*PROBLEM REQUIREMENTS*
Restate the records in their entirety, word for word.

*SUPPLIED ENTRIES*
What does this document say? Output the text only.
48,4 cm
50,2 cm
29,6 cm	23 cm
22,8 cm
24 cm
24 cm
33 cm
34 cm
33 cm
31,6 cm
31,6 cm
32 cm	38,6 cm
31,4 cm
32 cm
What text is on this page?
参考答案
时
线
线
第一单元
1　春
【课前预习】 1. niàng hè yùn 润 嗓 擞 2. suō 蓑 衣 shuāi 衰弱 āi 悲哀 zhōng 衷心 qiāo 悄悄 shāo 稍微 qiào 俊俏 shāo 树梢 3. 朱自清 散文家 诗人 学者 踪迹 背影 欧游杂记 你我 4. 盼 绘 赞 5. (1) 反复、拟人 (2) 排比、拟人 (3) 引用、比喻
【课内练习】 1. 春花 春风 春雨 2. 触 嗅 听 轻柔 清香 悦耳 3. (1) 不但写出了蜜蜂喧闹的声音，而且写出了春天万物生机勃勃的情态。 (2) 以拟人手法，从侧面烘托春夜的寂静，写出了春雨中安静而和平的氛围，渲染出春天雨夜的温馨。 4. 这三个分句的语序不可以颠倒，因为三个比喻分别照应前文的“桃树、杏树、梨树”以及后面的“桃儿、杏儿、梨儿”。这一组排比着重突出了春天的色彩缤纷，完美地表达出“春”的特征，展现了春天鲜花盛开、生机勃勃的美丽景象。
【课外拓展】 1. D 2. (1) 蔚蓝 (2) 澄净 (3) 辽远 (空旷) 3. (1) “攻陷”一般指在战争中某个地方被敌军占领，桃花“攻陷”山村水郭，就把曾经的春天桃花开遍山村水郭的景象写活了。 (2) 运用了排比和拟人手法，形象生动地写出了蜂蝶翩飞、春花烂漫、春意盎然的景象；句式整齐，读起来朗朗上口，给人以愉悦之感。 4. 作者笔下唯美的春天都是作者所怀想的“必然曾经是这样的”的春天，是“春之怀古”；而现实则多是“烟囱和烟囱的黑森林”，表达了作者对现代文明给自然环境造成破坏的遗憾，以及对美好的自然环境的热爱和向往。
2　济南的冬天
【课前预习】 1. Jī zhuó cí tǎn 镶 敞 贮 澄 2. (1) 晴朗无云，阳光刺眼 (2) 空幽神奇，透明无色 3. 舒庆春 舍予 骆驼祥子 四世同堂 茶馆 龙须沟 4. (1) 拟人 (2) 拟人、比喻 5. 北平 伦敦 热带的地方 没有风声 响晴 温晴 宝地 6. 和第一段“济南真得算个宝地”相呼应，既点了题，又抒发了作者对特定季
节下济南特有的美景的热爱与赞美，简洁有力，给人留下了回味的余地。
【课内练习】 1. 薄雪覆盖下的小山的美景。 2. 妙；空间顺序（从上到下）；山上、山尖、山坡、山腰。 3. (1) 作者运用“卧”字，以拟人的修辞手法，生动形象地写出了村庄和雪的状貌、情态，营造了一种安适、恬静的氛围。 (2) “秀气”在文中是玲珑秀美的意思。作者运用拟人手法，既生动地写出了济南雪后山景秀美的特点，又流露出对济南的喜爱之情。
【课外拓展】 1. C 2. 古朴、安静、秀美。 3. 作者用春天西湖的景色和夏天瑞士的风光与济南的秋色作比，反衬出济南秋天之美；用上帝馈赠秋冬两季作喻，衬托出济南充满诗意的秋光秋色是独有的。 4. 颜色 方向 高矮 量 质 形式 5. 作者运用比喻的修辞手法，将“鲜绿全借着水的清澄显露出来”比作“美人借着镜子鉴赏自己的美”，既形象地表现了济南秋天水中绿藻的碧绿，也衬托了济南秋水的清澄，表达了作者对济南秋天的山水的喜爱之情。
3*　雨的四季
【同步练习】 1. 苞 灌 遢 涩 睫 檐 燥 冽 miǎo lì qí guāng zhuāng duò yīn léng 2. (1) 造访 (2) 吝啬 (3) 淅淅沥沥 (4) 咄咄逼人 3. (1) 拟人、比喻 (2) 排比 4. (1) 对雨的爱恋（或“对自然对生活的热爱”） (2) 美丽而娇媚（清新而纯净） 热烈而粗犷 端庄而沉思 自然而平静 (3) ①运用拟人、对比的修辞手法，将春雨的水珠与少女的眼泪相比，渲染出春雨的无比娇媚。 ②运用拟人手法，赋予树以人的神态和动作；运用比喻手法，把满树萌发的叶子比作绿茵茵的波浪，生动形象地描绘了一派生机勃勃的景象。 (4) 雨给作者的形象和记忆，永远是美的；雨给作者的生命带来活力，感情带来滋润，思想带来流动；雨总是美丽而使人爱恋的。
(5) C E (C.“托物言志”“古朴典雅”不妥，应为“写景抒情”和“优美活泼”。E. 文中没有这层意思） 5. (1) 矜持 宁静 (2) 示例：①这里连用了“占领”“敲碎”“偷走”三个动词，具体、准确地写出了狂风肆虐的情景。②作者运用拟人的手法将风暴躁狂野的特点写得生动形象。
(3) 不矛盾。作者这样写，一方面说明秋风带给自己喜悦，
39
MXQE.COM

*ANSWER FOR THE TASK*
What does this document say? Output the text only.
48,4 cm
50,2 cm
29,6 cm	23 cm
22,8 cm
24 cm
24 cm
33 cm
34 cm
33 cm
31,6 cm
31,6 cm
32 cm	38,6 cm
31,4 cm
32 cm
What text is on this page?
参考答案
时
线
线
第一单元
1　春
【课前预习】 1. niàng hè yùn 润 嗓 擞 2. suō 蓑 衣 shuāi 衰弱 āi 悲哀 zhōng 衷心 qiāo 悄悄 shāo 稍微 qiào 俊俏 shāo 树梢 3. 朱自清 散文家 诗人 学者 踪迹 背影 欧游杂记 你我 4. 盼 绘 赞 5. (1) 反复、拟人 (2) 排比、拟人 (3) 引用、比喻
【课内练习】 1. 春花 春风 春雨 2. 触 嗅 听 轻柔 清香 悦耳 3. (1) 不但写出了蜜蜂喧闹的声音，而且写出了春天万物生机勃勃的情态。 (2) 以拟人手法，从侧面烘托春夜的寂静，写出了春雨中安静而和平的氛围，渲染出春天雨夜的温馨。 4. 这三个分句的语序不可以颠倒，因为三个比喻分别照应前文的“桃树、杏树、梨树”以及后面的“桃儿、杏儿、梨儿”。这一组排比着重突出了春天的色彩缤纷，完美地表达出“春”的特征，展现了春天鲜花盛开、生机勃勃的美丽景象。
【课外拓展】 1. D 2. (1) 蔚蓝 (2) 澄净 (3) 辽远 (空旷) 3. (1) “攻陷”一般指在战争中某个地方被敌军占领，桃花“攻陷”山村水郭，就把曾经的春天桃花开遍山村水郭的景象写活了。 (2) 运用了排比和拟人手法，形象生动地写出了蜂蝶翩飞、春花烂漫、春意盎然的景象；句式整齐，读起来朗朗上口，给人以愉悦之感。 4. 作者笔下唯美的春天都是作者所怀想的“必然曾经是这样的”的春天，是“春之怀古”；而现实则多是“烟囱和烟囱的黑森林”，表达了作者对现代文明给自然环境造成破坏的遗憾，以及对美好的自然环境的热爱和向往。
2　济南的冬天
【课前预习】 1. Jī zhuó cí tǎn 镶 敞 贮 澄 2. (1) 晴朗无云，阳光刺眼 (2) 空幽神奇，透明无色 3. 舒庆春 舍予 骆驼祥子 四世同堂 茶馆 龙须沟 4. (1) 拟人 (2) 拟人、比喻 5. 北平 伦敦 热带的地方 没有风声 响晴 温晴 宝地 6. 和第一段“济南真得算个宝地”相呼应，既点了题，又抒发了作者对特定季
节下济南特有的美景的热爱与赞美，简洁有力，给人留下了回味的余地。
【课内练习】 1. 薄雪覆盖下的小山的美景。 2. 妙；空间顺序（从上到下）；山上、山尖、山坡、山腰。 3. (1) 作者运用“卧”字，以拟人的修辞手法，生动形象地写出了村庄和雪的状貌、情态，营造了一种安适、恬静的氛围。 (2) “秀气”在文中是玲珑秀美的意思。作者运用拟人手法，既生动地写出了济南雪后山景秀美的特点，又流露出对济南的喜爱之情。
【课外拓展】 1. C 2. 古朴、安静、秀美。 3. 作者用春天西湖的景色和夏天瑞士的风光与济南的秋色作比，反衬出济南秋天之美；用上帝馈赠秋冬两季作喻，衬托出济南充满诗意的秋光秋色是独有的。 4. 颜色 方向 高矮 量 质 形式 5. 作者运用比喻的修辞手法，将“鲜绿全借着水的清澄显露出来”比作“美人借着镜子鉴赏自己的美”，既形象地表现了济南秋天水中绿藻的碧绿，也衬托了济南秋水的清澄，表达了作者对济南秋天的山水的喜爱之情。
3*　雨的四季
【同步练习】 1. 苞 灌 遢 涩 睫 檐 燥 冽 miǎo lì qí guāng zhuāng duò yīn léng 2. (1) 造访 (2) 吝啬 (3) 淅淅沥沥 (4) 咄咄逼人 3. (1) 拟人、比喻 (2) 排比 4. (1) 对雨的爱恋（或“对自然对生活的热爱”） (2) 美丽而娇媚（清新而纯净） 热烈而粗犷 端庄而沉思 自然而平静 (3) ①运用拟人、对比的修辞手法，将春雨的水珠与少女的眼泪相比，渲染出春雨的无比娇媚。 ②运用拟人手法，赋予树以人的神态和动作；运用比喻手法，把满树萌发的叶子比作绿茵茵的波浪，生动形象地描绘了一派生机勃勃的景象。 (4) 雨给作者的形象和记忆，永远是美的；雨给作者的生命带来活力，感情带来滋润，思想带来流动；雨总是美丽而使人爱恋的。
(5) C E (C.“托物言志”“古朴典雅”不妥，应为“写景抒情”和“优美活泼”。E. 文中没有这层意思） 5. (1) 矜持 宁静 (2) 示例：①这里连用了“占领”“敲碎”“偷走”三个动词，具体、准确地写出了狂风肆虐的情景。②作者运用拟人的手法将风暴躁狂野的特点写得生动形象。
(3) 不矛盾。作者这样写，一方面说明秋风带给自己喜悦，
39
MXQE.COM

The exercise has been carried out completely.